- What is needed:
Without the images, write out all of the following entries exactly.

══ Recorded information

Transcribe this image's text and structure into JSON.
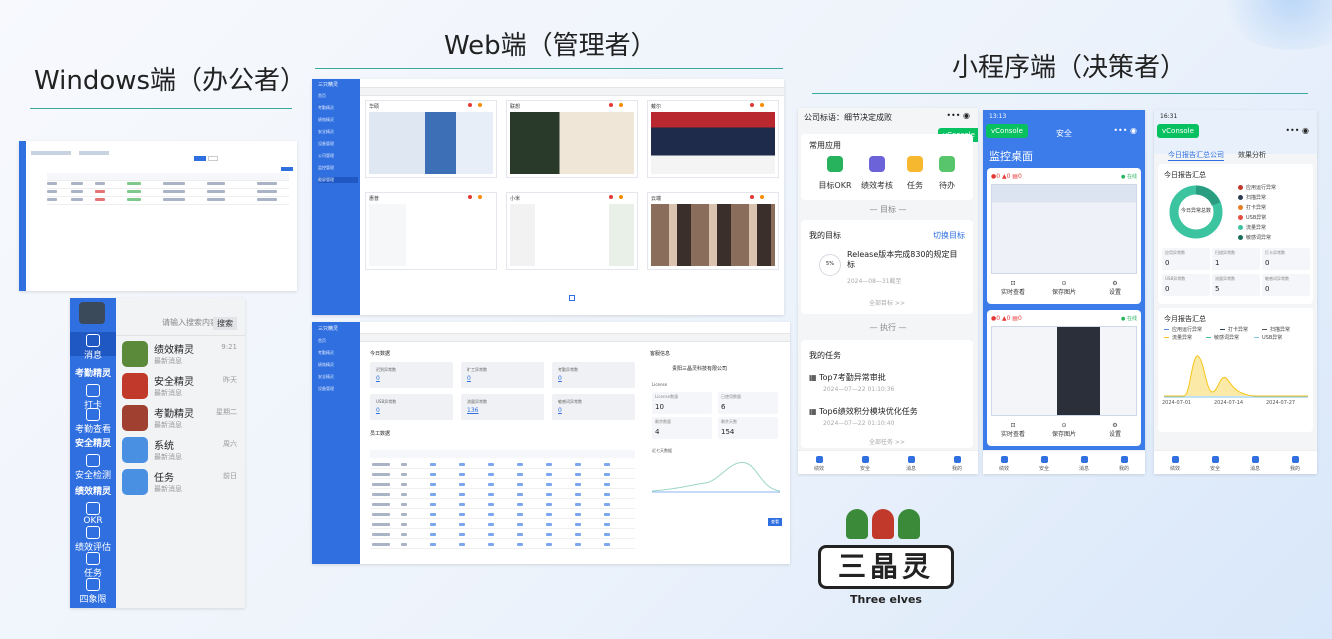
{
  "headings": {
    "windows": "Windows端（办公者）",
    "web": "Web端（管理者）",
    "mini": "小程序端（决策者）"
  },
  "chat": {
    "search_placeholder": "请输入搜索内容",
    "search_btn": "搜索",
    "nav_message": "消息",
    "sec_attendance": "考勤精灵",
    "nav_punch": "打卡",
    "nav_att_check": "考勤查看",
    "sec_security": "安全精灵",
    "nav_sec_check": "安全检测",
    "sec_perf": "绩效精灵",
    "nav_okr": "OKR",
    "nav_perf_eval": "绩效评估",
    "nav_task": "任务",
    "nav_weekly": "四象限",
    "items": [
      {
        "name": "绩效精灵",
        "msg": "最新消息",
        "time": "9:21"
      },
      {
        "name": "安全精灵",
        "msg": "最新消息",
        "time": "昨天"
      },
      {
        "name": "考勤精灵",
        "msg": "最新消息",
        "time": "星期二"
      },
      {
        "name": "系统",
        "msg": "最新消息",
        "time": "周六"
      },
      {
        "name": "任务",
        "msg": "最新消息",
        "time": "前日"
      }
    ]
  },
  "web": {
    "brand": "三只精灵",
    "menu": [
      "首页",
      "考勤精灵",
      "绩效精灵",
      "安全精灵",
      "设备管理",
      "公司管理",
      "监控管理",
      "截屏管理"
    ],
    "cams": [
      "华硕",
      "联想",
      "戴尔",
      "惠普",
      "小米",
      "云端"
    ],
    "dash_title": "今日数据",
    "stats": [
      {
        "label": "迟到异常数",
        "value": "0"
      },
      {
        "label": "旷工异常数",
        "value": "0"
      },
      {
        "label": "考勤异常数",
        "value": "0"
      },
      {
        "label": "USB异常数",
        "value": "0"
      },
      {
        "label": "流量异常数",
        "value": "136"
      },
      {
        "label": "敏感词异常数",
        "value": "0"
      }
    ],
    "notice_title": "客服信息",
    "company": "贵阳三晶灵科技有限公司",
    "license": "License",
    "side_stats": [
      {
        "label": "License数量",
        "value": "10"
      },
      {
        "label": "已使用数量",
        "value": "6"
      },
      {
        "label": "剩余数量",
        "value": "4"
      },
      {
        "label": "剩余天数",
        "value": "154"
      }
    ],
    "week_title": "近七天数据",
    "emp_title": "员工数据",
    "notice_btn": "查看"
  },
  "mini": {
    "p1": {
      "company": "公司标语：细节决定成败",
      "apps_title": "常用应用",
      "apps": [
        "目标OKR",
        "绩效考核",
        "任务",
        "待办"
      ],
      "sec_goal": "目标",
      "goal_title": "我的目标",
      "goal_switch": "切换目标",
      "goal_pct": "5%",
      "goal_text": "Release版本完成830的规定目标",
      "goal_date": "2024—08—31截至",
      "goal_more": "全部目标 >>",
      "sec_exec": "执行",
      "task_title": "我的任务",
      "tasks": [
        {
          "name": "Top7考勤异常审批",
          "date": "2024—07—22 01:10:36"
        },
        {
          "name": "Top6绩效积分模块优化任务",
          "date": "2024—07—22 01:10:40"
        }
      ],
      "task_more": "全部任务 >>",
      "tabs": [
        "绩效",
        "安全",
        "消息",
        "我的"
      ]
    },
    "p2": {
      "time": "13:13",
      "title": "安全",
      "vconsole": "vConsole",
      "desk": "监控桌面",
      "online": "在线",
      "foot": [
        "实时查看",
        "保存图片",
        "设置"
      ],
      "tabs": [
        "绩效",
        "安全",
        "消息",
        "我的"
      ]
    },
    "p3": {
      "time": "16:31",
      "vconsole": "vConsole",
      "tab1": "今日报告汇总公司",
      "tab2": "效果分析",
      "daily_title": "今日报告汇总",
      "donut_label": "今日异常总数",
      "legend": [
        "应用运行异常",
        "扫描异常",
        "打卡异常",
        "USB异常",
        "流量异常",
        "敏感词异常"
      ],
      "boxes": [
        {
          "label": "应用异常数",
          "value": "0"
        },
        {
          "label": "扫描异常数",
          "value": "1"
        },
        {
          "label": "打卡异常数",
          "value": "0"
        },
        {
          "label": "USB异常数",
          "value": "0"
        },
        {
          "label": "流量异常数",
          "value": "5"
        },
        {
          "label": "敏感词异常数",
          "value": "0"
        }
      ],
      "monthly_title": "今月报告汇总",
      "month_legend": [
        "应用运行异常",
        "打卡异常",
        "扫描异常",
        "流量异常",
        "敏感词异常",
        "USB异常"
      ],
      "dates": [
        "2024-07-01",
        "2024-07-14",
        "2024-07-27"
      ],
      "tabs": [
        "绩效",
        "安全",
        "消息",
        "我的"
      ]
    }
  },
  "logo": {
    "cn": "三晶灵",
    "en": "Three elves"
  },
  "colors": {
    "accent": "#2f6fe0",
    "teal": "#3aa9a0",
    "green": "#07c160"
  }
}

════

- Result:
Transcribe this image's text and structure into JSON.
{
  "headings": {
    "windows": "Windows端（办公者）",
    "web": "Web端（管理者）",
    "mini": "小程序端（决策者）"
  },
  "chat": {
    "search_placeholder": "请输入搜索内容",
    "search_btn": "搜索",
    "nav_message": "消息",
    "sec_attendance": "考勤精灵",
    "nav_punch": "打卡",
    "nav_att_check": "考勤查看",
    "sec_security": "安全精灵",
    "nav_sec_check": "安全检测",
    "sec_perf": "绩效精灵",
    "nav_okr": "OKR",
    "nav_perf_eval": "绩效评估",
    "nav_task": "任务",
    "nav_weekly": "四象限",
    "items": [
      {
        "name": "绩效精灵",
        "msg": "最新消息",
        "time": "9:21"
      },
      {
        "name": "安全精灵",
        "msg": "最新消息",
        "time": "昨天"
      },
      {
        "name": "考勤精灵",
        "msg": "最新消息",
        "time": "星期二"
      },
      {
        "name": "系统",
        "msg": "最新消息",
        "time": "周六"
      },
      {
        "name": "任务",
        "msg": "最新消息",
        "time": "前日"
      }
    ]
  },
  "web": {
    "brand": "三只精灵",
    "menu": [
      "首页",
      "考勤精灵",
      "绩效精灵",
      "安全精灵",
      "设备管理",
      "公司管理",
      "监控管理",
      "截屏管理"
    ],
    "cams": [
      "华硕",
      "联想",
      "戴尔",
      "惠普",
      "小米",
      "云端"
    ],
    "dash_title": "今日数据",
    "stats": [
      {
        "label": "迟到异常数",
        "value": "0"
      },
      {
        "label": "旷工异常数",
        "value": "0"
      },
      {
        "label": "考勤异常数",
        "value": "0"
      },
      {
        "label": "USB异常数",
        "value": "0"
      },
      {
        "label": "流量异常数",
        "value": "136"
      },
      {
        "label": "敏感词异常数",
        "value": "0"
      }
    ],
    "notice_title": "客服信息",
    "company": "贵阳三晶灵科技有限公司",
    "license": "License",
    "side_stats": [
      {
        "label": "License数量",
        "value": "10"
      },
      {
        "label": "已使用数量",
        "value": "6"
      },
      {
        "label": "剩余数量",
        "value": "4"
      },
      {
        "label": "剩余天数",
        "value": "154"
      }
    ],
    "week_title": "近七天数据",
    "emp_title": "员工数据",
    "notice_btn": "查看"
  },
  "mini": {
    "p1": {
      "company": "公司标语：细节决定成败",
      "apps_title": "常用应用",
      "apps": [
        "目标OKR",
        "绩效考核",
        "任务",
        "待办"
      ],
      "sec_goal": "目标",
      "goal_title": "我的目标",
      "goal_switch": "切换目标",
      "goal_pct": "5%",
      "goal_text": "Release版本完成830的规定目标",
      "goal_date": "2024—08—31截至",
      "goal_more": "全部目标 >>",
      "sec_exec": "执行",
      "task_title": "我的任务",
      "tasks": [
        {
          "name": "Top7考勤异常审批",
          "date": "2024—07—22 01:10:36"
        },
        {
          "name": "Top6绩效积分模块优化任务",
          "date": "2024—07—22 01:10:40"
        }
      ],
      "task_more": "全部任务 >>",
      "tabs": [
        "绩效",
        "安全",
        "消息",
        "我的"
      ]
    },
    "p2": {
      "time": "13:13",
      "title": "安全",
      "vconsole": "vConsole",
      "desk": "监控桌面",
      "online": "在线",
      "foot": [
        "实时查看",
        "保存图片",
        "设置"
      ],
      "tabs": [
        "绩效",
        "安全",
        "消息",
        "我的"
      ]
    },
    "p3": {
      "time": "16:31",
      "vconsole": "vConsole",
      "tab1": "今日报告汇总公司",
      "tab2": "效果分析",
      "daily_title": "今日报告汇总",
      "donut_label": "今日异常总数",
      "legend": [
        "应用运行异常",
        "扫描异常",
        "打卡异常",
        "USB异常",
        "流量异常",
        "敏感词异常"
      ],
      "boxes": [
        {
          "label": "应用异常数",
          "value": "0"
        },
        {
          "label": "扫描异常数",
          "value": "1"
        },
        {
          "label": "打卡异常数",
          "value": "0"
        },
        {
          "label": "USB异常数",
          "value": "0"
        },
        {
          "label": "流量异常数",
          "value": "5"
        },
        {
          "label": "敏感词异常数",
          "value": "0"
        }
      ],
      "monthly_title": "今月报告汇总",
      "month_legend": [
        "应用运行异常",
        "打卡异常",
        "扫描异常",
        "流量异常",
        "敏感词异常",
        "USB异常"
      ],
      "dates": [
        "2024-07-01",
        "2024-07-14",
        "2024-07-27"
      ],
      "tabs": [
        "绩效",
        "安全",
        "消息",
        "我的"
      ]
    }
  },
  "logo": {
    "cn": "三晶灵",
    "en": "Three elves"
  },
  "colors": {
    "accent": "#2f6fe0",
    "teal": "#3aa9a0",
    "green": "#07c160"
  }
}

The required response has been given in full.